▽

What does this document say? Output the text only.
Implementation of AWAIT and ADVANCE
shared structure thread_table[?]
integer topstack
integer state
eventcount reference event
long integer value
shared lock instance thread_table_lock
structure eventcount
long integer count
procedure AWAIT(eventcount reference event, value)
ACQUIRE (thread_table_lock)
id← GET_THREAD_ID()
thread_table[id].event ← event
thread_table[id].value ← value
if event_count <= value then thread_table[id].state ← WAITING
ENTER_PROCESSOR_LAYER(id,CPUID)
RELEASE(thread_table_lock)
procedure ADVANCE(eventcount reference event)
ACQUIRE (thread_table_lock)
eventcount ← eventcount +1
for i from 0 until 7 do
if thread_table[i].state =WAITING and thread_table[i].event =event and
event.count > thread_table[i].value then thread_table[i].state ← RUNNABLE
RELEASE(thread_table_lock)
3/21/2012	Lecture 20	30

△

Required work:
All of the data must be returned exactly.

Worked answer:
What does this document say? Output the text only.
Implementation of AWAIT and ADVANCE
shared structure thread_table[?]
integer topstack
integer state
eventcount reference event
long integer value
shared lock instance thread_table_lock
structure eventcount
long integer count
procedure AWAIT(eventcount reference event, value)
ACQUIRE (thread_table_lock)
id← GET_THREAD_ID()
thread_table[id].event ← event
thread_table[id].value ← value
if event_count <= value then thread_table[id].state ← WAITING
ENTER_PROCESSOR_LAYER(id,CPUID)
RELEASE(thread_table_lock)
procedure ADVANCE(eventcount reference event)
ACQUIRE (thread_table_lock)
eventcount ← eventcount +1
for i from 0 until 7 do
if thread_table[i].state =WAITING and thread_table[i].event =event and
event.count > thread_table[i].value then thread_table[i].state ← RUNNABLE
RELEASE(thread_table_lock)
3/21/2012	Lecture 20	30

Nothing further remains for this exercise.